_Work required_: From the records below, pull each line that has "Februar".

= = = = =

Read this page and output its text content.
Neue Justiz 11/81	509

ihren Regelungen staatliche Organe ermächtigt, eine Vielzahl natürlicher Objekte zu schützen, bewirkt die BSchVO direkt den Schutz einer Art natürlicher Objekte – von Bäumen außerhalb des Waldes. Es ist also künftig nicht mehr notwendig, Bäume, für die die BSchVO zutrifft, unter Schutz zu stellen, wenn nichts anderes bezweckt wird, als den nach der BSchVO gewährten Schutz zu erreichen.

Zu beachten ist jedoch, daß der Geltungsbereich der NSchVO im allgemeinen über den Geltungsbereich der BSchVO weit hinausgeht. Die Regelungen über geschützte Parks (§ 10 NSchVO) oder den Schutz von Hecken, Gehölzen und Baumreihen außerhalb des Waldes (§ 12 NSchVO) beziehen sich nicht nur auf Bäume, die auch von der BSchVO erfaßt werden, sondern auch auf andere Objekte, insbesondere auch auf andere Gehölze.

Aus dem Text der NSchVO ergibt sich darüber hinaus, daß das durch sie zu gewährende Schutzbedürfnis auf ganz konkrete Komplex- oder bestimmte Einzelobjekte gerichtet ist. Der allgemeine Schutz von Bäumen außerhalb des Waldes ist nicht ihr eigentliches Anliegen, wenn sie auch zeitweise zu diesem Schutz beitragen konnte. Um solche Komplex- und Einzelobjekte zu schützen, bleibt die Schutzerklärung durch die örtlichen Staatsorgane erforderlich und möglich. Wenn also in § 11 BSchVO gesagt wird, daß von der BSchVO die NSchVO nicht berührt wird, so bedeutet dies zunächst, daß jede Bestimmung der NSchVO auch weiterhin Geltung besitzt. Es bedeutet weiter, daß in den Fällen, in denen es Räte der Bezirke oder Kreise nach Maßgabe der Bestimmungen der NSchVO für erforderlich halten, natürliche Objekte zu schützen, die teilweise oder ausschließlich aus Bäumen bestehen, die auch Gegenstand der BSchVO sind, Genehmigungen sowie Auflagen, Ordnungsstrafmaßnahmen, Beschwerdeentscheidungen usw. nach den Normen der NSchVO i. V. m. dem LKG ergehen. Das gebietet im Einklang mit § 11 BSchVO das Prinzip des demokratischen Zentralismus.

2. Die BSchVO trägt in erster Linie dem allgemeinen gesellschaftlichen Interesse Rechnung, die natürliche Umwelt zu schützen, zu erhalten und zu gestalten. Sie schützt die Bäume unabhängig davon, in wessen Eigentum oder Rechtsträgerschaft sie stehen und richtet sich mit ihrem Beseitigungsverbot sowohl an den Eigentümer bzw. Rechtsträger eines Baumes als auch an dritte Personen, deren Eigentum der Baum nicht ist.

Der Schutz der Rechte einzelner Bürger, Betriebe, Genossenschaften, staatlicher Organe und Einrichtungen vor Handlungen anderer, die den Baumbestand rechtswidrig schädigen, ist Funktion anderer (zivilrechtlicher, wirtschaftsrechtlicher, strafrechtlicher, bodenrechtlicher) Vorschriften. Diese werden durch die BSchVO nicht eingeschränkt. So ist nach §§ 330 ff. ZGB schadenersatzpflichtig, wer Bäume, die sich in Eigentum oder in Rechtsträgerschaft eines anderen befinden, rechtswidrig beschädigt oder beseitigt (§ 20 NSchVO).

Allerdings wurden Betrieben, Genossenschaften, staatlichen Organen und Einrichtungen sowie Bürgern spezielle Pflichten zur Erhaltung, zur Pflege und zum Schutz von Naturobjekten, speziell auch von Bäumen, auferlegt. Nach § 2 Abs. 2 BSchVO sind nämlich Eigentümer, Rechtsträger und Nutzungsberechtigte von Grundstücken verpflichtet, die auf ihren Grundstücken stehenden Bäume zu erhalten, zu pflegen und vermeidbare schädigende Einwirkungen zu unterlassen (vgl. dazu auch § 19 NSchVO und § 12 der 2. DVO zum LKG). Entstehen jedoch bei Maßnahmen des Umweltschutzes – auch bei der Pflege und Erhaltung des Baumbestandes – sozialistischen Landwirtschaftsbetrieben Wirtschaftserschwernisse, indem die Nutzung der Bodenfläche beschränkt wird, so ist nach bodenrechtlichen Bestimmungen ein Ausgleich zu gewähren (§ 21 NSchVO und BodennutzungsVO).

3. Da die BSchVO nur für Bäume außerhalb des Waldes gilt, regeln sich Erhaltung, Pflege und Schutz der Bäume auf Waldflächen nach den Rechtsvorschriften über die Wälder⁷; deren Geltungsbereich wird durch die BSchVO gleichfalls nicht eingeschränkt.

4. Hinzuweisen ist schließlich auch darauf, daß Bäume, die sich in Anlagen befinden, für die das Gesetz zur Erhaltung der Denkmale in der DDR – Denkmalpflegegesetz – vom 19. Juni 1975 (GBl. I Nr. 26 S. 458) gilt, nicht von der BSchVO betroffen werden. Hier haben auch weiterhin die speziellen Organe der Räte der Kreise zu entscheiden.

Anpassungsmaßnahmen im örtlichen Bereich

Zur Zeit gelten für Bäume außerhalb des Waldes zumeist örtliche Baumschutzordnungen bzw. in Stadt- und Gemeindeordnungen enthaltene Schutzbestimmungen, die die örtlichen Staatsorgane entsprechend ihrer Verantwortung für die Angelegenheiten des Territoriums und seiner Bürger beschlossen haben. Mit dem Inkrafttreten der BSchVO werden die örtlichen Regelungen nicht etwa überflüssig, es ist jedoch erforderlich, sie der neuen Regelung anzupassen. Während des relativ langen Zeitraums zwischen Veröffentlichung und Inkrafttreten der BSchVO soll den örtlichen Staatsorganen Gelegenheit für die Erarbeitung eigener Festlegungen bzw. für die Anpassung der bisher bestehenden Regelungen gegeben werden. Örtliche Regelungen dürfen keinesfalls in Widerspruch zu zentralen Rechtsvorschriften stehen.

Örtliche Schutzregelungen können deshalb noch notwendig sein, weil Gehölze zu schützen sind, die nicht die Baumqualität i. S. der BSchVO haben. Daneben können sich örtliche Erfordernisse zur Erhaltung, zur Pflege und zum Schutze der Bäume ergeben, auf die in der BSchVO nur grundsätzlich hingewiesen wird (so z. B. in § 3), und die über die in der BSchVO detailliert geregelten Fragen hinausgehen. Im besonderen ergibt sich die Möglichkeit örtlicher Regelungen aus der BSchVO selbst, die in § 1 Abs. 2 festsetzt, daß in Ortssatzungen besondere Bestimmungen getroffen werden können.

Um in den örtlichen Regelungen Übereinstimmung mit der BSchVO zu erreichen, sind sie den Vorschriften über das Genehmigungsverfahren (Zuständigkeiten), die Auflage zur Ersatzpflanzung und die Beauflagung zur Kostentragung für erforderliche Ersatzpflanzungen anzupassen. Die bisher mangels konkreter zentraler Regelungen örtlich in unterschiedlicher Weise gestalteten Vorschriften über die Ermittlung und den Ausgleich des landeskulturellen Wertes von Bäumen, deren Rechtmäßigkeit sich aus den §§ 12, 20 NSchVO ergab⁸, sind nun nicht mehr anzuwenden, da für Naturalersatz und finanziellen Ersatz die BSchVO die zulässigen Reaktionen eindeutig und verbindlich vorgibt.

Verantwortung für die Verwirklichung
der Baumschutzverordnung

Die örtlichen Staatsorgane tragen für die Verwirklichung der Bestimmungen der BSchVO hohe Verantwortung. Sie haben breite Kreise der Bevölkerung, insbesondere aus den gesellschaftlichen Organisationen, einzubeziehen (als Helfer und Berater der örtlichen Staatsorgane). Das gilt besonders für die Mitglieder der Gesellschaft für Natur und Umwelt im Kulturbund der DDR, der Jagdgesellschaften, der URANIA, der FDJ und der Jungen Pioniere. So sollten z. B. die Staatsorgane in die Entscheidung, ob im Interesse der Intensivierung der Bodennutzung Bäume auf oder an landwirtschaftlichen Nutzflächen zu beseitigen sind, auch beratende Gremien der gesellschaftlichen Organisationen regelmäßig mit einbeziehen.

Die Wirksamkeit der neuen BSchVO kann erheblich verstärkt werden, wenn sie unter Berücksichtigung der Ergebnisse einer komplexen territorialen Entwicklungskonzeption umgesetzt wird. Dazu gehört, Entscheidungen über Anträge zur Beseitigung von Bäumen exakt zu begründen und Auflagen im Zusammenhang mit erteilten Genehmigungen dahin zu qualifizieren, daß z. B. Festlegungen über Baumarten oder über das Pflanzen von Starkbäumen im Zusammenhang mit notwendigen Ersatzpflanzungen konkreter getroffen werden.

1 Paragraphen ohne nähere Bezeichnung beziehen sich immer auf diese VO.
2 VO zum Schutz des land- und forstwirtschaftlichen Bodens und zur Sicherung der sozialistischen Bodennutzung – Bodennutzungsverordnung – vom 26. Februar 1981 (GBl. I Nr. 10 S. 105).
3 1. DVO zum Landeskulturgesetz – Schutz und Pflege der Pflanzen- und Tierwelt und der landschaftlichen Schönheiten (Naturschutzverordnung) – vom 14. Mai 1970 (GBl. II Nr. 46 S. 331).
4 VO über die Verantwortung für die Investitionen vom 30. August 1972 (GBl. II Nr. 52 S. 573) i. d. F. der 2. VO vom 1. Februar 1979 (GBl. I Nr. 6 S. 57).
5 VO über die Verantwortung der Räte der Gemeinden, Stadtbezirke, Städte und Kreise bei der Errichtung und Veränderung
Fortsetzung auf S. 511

= = = = =

_Response to the task_:
2 VO zum Schutz des land- und forstwirtschaftlichen Bodens und zur Sicherung der sozialistischen Bodennutzung – Bodennutzungsverordnung – vom 26. Februar 1981 (GBl. I Nr. 10 S. 105).
4 VO über die Verantwortung für die Investitionen vom 30. August 1972 (GBl. II Nr. 52 S. 573) i. d. F. der 2. VO vom 1. Februar 1979 (GBl. I Nr. 6 S. 57).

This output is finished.